start DATA SUPPLIED

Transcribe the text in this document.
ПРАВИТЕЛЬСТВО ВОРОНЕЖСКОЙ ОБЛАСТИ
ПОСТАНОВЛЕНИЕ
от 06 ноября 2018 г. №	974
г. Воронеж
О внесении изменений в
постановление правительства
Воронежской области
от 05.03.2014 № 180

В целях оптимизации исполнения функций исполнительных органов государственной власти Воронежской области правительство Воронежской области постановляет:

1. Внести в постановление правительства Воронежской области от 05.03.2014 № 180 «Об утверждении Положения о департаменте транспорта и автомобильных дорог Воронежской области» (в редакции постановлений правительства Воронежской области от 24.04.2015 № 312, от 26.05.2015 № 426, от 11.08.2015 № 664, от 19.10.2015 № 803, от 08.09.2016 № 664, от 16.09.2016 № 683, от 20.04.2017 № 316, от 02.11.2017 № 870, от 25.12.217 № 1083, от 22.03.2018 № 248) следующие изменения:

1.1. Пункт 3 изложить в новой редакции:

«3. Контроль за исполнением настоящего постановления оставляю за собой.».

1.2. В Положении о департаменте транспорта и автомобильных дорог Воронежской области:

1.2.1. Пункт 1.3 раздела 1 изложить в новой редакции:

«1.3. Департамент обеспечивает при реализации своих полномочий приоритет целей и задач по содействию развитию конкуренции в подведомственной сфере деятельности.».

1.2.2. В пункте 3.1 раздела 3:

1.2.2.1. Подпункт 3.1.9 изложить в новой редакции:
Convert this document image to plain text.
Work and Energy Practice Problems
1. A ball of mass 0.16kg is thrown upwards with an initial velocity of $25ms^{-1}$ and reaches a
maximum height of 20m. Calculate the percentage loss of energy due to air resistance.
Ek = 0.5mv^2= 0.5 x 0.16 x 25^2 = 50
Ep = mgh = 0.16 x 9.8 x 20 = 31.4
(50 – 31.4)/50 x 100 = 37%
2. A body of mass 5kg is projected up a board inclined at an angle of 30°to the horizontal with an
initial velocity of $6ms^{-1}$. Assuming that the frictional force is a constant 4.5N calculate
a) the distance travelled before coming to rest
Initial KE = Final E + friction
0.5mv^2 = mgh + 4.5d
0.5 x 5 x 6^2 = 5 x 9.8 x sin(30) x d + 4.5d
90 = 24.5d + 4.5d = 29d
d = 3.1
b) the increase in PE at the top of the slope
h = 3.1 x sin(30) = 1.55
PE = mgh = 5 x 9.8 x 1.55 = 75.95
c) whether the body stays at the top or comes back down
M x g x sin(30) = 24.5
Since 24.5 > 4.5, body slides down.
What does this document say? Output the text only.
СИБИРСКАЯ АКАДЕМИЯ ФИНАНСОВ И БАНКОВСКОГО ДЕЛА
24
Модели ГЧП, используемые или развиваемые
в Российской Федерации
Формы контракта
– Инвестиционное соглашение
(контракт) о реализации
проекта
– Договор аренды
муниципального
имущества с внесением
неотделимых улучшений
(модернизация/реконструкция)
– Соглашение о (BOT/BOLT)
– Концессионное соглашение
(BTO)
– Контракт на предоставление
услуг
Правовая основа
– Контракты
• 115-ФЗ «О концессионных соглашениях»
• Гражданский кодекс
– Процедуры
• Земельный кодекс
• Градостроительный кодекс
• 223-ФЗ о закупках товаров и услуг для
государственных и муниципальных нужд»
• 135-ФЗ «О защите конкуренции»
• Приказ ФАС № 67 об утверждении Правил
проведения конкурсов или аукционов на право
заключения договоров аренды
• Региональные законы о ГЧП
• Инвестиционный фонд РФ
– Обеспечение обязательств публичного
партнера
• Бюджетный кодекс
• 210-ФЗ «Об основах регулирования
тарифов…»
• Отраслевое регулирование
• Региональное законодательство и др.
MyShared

end DATA SUPPLIED

> **EXERCISE REQUIREMENTS**
Pick out every line above that contains the word "автомобильных" and copy it.

> **ANSWER TO THIS PROBLEM**
1. Внести в постановление правительства Воронежской области от 05.03.2014 № 180 «Об утверждении Положения о департаменте транспорта и автомобильных дорог Воронежской области» (в редакции постановлений правительства Воронежской области от 24.04.2015 № 312, от 26.05.2015 № 426, от 11.08.2015 № 664, от 19.10.2015 № 803, от 08.09.2016 № 664, от 16.09.2016 № 683, от 20.04.2017 № 316, от 02.11.2017 № 870, от 25.12.217 № 1083, от 22.03.2018 № 248) следующие изменения:
1.2. В Положении о департаменте транспорта и автомобильных дорог Воронежской области:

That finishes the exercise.